-- Begin --

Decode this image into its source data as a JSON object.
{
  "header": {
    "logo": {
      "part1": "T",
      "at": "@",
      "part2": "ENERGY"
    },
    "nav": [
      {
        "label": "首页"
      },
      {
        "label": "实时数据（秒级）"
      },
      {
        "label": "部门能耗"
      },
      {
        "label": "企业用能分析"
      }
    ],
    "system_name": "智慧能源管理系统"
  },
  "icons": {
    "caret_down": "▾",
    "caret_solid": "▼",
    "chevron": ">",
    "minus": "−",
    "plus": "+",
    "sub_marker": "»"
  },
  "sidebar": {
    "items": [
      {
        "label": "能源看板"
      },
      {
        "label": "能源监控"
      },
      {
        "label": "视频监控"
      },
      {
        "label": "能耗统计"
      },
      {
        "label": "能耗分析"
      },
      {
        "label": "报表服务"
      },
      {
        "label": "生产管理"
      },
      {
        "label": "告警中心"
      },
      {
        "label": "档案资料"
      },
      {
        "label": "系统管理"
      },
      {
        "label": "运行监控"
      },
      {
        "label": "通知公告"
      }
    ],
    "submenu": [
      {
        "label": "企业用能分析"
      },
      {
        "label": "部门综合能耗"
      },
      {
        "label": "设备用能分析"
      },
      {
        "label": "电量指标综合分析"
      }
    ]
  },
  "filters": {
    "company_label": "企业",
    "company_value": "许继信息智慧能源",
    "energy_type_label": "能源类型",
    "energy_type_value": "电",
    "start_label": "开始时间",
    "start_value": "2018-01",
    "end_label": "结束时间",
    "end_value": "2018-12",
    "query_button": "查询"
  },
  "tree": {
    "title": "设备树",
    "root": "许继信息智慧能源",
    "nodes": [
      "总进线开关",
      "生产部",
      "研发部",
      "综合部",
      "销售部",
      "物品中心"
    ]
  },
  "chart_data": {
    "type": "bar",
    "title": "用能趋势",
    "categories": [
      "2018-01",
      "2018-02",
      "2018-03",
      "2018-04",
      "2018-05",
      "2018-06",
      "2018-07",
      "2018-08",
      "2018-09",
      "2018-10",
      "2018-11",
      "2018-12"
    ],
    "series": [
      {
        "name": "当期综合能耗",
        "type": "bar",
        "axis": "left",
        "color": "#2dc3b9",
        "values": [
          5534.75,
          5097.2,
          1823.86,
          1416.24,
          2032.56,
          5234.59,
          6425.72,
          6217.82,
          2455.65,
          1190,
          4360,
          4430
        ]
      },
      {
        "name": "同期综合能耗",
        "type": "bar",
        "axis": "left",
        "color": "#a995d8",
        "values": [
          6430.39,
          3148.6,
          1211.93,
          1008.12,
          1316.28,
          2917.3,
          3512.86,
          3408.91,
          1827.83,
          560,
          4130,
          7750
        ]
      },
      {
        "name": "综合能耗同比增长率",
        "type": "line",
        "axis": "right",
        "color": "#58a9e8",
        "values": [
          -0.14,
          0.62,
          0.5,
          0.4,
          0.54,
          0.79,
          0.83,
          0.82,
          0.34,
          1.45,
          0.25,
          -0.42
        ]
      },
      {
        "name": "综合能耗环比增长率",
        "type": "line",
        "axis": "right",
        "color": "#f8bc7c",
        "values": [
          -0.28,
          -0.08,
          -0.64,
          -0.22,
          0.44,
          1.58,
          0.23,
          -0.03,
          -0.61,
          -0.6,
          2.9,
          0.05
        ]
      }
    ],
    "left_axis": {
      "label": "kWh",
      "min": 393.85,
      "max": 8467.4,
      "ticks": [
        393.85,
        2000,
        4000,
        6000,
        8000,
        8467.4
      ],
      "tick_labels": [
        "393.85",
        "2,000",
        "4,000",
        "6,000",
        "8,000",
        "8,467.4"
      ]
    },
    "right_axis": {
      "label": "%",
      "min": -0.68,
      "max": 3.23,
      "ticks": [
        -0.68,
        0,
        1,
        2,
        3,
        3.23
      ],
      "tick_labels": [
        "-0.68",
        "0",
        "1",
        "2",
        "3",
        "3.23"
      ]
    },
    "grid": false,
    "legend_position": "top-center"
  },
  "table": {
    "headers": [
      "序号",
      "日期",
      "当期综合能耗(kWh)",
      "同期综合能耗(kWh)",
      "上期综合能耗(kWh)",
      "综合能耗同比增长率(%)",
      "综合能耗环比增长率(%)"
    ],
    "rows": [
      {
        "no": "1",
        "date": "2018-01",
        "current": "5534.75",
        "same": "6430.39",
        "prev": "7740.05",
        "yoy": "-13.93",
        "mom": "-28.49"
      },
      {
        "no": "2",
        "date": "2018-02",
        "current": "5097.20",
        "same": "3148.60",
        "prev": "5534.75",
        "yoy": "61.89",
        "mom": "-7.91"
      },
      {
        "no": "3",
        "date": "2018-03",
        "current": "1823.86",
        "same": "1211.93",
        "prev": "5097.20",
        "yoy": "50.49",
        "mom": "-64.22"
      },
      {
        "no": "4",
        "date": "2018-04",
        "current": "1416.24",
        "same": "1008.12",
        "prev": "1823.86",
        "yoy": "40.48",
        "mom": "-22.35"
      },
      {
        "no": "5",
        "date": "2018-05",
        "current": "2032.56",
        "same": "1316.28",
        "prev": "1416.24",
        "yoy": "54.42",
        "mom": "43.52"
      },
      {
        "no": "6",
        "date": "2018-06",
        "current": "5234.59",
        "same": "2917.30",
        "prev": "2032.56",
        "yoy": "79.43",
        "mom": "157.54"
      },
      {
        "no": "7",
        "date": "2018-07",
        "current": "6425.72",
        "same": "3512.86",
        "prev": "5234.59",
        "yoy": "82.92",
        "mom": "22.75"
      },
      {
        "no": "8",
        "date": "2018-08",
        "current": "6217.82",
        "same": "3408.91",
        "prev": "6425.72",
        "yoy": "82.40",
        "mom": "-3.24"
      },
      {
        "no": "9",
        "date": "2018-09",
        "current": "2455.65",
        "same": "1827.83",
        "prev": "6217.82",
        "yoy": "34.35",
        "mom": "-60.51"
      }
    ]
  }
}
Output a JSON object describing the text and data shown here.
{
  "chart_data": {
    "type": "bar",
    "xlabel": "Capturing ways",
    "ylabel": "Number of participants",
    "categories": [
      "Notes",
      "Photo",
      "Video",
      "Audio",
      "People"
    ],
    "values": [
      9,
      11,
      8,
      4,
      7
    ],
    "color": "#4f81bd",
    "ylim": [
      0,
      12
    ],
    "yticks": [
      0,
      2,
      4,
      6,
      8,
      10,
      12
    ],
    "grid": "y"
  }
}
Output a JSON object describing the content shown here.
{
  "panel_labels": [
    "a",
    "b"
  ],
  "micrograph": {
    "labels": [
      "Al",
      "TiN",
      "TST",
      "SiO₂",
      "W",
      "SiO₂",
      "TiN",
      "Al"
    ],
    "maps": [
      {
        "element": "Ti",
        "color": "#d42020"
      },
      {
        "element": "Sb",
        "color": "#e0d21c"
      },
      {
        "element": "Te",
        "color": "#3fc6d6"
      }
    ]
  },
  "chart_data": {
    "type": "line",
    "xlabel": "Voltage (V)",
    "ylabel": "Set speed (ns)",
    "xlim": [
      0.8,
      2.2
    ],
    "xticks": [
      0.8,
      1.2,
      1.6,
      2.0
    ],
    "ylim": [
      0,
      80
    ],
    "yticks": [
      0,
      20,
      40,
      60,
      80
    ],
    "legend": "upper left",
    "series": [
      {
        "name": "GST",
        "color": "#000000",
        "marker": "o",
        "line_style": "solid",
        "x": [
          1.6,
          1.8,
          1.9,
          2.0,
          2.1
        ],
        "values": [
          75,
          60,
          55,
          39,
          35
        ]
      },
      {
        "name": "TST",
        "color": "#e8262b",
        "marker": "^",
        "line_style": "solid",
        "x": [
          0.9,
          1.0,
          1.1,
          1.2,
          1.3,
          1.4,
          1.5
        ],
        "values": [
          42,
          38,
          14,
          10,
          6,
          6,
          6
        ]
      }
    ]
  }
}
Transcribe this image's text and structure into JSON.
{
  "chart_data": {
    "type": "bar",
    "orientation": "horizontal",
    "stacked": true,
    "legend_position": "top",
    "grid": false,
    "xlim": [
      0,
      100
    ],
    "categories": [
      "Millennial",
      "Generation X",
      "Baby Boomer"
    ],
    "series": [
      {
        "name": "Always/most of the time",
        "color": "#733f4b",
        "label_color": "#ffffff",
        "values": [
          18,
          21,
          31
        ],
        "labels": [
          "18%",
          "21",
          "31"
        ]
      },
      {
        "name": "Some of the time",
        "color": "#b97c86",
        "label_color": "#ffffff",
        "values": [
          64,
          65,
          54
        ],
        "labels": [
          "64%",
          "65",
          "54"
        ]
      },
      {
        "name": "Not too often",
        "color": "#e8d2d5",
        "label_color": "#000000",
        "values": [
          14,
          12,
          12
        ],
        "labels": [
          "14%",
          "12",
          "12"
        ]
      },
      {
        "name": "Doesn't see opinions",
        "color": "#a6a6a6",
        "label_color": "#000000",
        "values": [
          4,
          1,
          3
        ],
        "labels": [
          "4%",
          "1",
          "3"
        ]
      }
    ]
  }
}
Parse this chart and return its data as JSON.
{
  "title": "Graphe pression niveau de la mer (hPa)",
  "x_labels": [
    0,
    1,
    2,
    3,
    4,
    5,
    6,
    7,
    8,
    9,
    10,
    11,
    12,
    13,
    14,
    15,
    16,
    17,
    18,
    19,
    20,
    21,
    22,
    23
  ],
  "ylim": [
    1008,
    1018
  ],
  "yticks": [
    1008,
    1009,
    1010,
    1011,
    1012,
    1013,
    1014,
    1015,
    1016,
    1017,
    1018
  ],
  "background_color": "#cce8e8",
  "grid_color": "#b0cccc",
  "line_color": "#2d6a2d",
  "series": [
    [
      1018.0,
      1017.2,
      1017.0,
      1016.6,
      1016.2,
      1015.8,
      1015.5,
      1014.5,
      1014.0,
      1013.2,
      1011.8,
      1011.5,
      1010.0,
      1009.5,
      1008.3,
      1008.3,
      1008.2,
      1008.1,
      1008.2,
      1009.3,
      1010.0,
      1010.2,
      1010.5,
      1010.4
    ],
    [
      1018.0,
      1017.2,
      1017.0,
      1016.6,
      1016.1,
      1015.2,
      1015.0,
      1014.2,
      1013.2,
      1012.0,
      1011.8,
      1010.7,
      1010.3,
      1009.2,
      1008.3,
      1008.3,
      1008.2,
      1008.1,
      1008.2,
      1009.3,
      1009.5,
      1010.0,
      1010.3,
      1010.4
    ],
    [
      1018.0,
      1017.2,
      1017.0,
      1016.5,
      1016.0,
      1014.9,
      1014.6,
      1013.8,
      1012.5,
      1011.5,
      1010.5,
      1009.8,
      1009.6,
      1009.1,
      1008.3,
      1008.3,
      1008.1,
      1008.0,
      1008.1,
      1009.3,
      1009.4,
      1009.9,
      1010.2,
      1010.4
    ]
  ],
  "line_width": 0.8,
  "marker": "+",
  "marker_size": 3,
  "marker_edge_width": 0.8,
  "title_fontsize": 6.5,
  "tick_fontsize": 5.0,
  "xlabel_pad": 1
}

-- End --

WHAT THE EXERCISE ASKS
Count the lines that hold the string "image" and state that number alone.

RESULT FOR THIS EXERCISE
2